» **To do**
Copy the items word for word, from the first line through the line containing "- slice-label: 8%: [101, 340, 130, 362]", including both of those lines.

» **Stored data**

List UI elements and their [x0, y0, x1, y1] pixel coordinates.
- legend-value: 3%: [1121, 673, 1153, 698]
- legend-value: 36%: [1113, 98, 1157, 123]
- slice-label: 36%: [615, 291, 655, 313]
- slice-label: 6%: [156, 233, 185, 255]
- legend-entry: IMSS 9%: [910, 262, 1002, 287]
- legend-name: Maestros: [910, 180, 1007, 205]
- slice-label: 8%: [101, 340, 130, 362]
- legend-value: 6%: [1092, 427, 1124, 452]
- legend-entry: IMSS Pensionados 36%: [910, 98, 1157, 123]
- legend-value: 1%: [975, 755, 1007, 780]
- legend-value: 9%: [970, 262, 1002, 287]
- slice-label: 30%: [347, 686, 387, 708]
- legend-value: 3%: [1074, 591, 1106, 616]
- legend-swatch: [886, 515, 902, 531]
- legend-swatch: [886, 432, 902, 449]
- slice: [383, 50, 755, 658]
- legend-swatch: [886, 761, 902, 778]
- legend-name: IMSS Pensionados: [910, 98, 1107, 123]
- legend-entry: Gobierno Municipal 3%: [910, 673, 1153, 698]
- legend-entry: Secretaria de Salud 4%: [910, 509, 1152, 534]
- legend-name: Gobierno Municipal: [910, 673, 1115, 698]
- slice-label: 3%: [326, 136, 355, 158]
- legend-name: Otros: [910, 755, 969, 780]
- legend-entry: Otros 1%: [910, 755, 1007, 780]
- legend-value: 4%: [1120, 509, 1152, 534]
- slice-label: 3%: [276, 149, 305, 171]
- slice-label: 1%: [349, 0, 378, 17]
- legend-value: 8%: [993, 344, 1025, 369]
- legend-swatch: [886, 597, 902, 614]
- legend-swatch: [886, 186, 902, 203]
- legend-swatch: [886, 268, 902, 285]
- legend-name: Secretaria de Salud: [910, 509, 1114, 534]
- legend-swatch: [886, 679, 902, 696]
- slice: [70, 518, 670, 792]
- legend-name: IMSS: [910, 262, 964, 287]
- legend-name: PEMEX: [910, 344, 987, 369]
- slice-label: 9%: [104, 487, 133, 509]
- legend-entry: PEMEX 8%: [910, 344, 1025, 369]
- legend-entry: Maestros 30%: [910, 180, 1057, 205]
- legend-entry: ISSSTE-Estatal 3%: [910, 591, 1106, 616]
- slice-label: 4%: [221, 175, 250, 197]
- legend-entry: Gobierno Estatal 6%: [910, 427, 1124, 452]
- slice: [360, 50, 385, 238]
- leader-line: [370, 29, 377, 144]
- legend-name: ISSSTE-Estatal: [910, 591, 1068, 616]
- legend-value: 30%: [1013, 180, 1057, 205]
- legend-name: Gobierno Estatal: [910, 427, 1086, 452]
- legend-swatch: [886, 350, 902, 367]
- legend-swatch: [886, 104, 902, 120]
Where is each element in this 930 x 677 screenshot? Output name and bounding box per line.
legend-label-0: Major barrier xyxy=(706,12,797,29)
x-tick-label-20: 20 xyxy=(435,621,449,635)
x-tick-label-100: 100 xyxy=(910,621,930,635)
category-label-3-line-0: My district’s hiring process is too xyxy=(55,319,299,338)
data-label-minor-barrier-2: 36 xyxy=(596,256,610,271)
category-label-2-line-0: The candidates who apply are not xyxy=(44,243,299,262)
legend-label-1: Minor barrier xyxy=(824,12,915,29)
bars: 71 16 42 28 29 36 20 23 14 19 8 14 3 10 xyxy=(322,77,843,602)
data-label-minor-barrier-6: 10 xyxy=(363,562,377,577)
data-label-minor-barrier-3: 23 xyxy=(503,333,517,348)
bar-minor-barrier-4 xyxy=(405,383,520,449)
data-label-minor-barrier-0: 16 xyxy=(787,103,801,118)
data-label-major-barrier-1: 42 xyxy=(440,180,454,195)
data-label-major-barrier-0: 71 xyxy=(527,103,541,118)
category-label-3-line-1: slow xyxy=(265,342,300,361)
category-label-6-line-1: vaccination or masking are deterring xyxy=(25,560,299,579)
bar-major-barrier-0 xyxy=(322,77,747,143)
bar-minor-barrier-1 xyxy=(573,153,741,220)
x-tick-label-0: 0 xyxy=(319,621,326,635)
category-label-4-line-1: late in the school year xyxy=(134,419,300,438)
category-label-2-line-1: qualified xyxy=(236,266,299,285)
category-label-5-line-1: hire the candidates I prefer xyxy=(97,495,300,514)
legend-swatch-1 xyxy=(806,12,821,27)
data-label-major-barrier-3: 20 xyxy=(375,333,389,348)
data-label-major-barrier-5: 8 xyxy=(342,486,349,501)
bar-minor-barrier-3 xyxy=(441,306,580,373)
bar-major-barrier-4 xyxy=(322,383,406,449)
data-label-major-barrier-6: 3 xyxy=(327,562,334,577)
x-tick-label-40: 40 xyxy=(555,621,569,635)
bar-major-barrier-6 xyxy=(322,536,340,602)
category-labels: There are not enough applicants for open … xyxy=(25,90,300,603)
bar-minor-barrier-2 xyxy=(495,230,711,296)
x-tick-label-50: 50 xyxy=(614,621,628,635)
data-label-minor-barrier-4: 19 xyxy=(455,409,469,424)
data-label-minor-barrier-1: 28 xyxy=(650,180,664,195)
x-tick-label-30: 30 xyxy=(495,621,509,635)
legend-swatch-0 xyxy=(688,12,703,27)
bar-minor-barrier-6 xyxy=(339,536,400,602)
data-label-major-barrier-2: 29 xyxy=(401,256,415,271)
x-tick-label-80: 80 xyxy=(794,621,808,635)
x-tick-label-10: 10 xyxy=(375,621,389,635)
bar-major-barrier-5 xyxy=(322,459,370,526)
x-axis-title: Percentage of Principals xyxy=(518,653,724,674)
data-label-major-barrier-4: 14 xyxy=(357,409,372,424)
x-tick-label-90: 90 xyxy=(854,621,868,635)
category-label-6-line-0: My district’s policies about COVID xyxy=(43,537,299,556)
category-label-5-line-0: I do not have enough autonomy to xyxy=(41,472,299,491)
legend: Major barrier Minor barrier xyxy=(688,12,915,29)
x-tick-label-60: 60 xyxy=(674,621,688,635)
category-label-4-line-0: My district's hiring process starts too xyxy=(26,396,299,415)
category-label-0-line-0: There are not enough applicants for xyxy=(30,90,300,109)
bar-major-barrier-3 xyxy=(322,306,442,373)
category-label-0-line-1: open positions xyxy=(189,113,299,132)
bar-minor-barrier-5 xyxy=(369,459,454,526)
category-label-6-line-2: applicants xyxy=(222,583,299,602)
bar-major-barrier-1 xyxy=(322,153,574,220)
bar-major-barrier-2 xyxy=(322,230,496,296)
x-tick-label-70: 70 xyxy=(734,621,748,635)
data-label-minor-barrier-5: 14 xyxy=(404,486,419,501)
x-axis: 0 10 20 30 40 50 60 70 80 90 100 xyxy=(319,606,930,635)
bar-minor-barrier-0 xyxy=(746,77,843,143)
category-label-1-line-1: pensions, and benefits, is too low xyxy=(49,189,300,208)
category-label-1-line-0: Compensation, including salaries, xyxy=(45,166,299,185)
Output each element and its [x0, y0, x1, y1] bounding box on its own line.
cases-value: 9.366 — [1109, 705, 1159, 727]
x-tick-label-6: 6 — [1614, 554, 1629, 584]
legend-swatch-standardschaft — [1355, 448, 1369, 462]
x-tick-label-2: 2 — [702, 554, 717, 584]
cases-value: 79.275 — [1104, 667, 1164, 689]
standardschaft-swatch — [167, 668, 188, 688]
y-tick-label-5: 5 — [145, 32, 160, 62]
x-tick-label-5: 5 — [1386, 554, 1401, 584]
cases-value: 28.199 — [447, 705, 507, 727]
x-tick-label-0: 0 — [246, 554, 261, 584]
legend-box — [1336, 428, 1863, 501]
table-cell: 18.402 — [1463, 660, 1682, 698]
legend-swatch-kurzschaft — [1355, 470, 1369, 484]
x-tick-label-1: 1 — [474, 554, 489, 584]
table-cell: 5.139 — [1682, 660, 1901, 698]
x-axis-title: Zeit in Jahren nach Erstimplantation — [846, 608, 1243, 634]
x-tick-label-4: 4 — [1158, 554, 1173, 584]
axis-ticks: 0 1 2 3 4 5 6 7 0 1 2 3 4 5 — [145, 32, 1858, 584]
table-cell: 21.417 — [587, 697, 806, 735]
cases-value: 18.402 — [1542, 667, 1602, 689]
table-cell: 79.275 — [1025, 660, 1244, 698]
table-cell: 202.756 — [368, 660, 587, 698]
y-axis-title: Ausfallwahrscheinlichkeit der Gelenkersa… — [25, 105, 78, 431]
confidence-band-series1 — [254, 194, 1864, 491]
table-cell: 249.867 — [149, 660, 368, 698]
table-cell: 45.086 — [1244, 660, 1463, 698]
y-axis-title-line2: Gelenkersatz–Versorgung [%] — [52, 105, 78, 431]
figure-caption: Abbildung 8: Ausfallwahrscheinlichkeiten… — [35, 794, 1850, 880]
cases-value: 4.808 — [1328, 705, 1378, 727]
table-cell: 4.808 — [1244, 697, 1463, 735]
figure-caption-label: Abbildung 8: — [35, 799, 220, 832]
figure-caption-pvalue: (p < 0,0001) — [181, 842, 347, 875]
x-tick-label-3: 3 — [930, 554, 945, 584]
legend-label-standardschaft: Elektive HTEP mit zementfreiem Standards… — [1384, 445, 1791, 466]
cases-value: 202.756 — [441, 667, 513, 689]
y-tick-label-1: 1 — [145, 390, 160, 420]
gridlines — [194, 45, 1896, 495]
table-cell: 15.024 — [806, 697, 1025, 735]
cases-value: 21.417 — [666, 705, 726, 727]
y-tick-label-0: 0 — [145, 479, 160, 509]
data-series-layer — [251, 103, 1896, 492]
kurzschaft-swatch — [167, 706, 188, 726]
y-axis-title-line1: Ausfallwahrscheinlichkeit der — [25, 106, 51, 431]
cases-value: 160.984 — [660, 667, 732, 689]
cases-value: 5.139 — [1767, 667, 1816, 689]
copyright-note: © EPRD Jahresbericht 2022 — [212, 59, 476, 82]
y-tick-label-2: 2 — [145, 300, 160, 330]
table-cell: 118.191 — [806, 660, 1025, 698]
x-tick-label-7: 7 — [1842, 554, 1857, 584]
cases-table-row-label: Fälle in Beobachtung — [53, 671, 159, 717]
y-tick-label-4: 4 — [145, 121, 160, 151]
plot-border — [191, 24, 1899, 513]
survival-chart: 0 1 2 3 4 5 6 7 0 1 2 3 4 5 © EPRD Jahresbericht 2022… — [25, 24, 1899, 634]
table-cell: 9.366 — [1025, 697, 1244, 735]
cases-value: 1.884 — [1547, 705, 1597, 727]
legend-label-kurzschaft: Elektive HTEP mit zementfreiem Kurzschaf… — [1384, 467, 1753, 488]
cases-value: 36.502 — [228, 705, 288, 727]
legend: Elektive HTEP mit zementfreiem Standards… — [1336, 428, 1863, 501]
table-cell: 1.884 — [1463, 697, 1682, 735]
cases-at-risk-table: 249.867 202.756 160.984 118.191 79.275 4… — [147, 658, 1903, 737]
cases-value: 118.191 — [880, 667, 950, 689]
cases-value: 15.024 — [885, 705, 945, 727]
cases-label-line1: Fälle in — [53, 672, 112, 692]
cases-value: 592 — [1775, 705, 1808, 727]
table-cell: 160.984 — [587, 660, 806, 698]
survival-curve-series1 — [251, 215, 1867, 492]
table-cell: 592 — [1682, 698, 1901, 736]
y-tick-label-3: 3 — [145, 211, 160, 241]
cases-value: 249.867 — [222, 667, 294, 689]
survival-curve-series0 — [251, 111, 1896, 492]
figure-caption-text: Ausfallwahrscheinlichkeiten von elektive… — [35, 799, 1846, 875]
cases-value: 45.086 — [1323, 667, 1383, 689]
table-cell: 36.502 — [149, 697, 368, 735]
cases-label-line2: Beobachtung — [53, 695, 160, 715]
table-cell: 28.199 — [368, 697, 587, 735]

» **Solution to this task**
List UI elements and their [x0, y0, x1, y1] pixel coordinates.
- legend-value: 3%: [1121, 673, 1153, 698]
- legend-value: 36%: [1113, 98, 1157, 123]
- slice-label: 36%: [615, 291, 655, 313]
- slice-label: 6%: [156, 233, 185, 255]
- legend-entry: IMSS 9%: [910, 262, 1002, 287]
- legend-name: Maestros: [910, 180, 1007, 205]
- slice-label: 8%: [101, 340, 130, 362]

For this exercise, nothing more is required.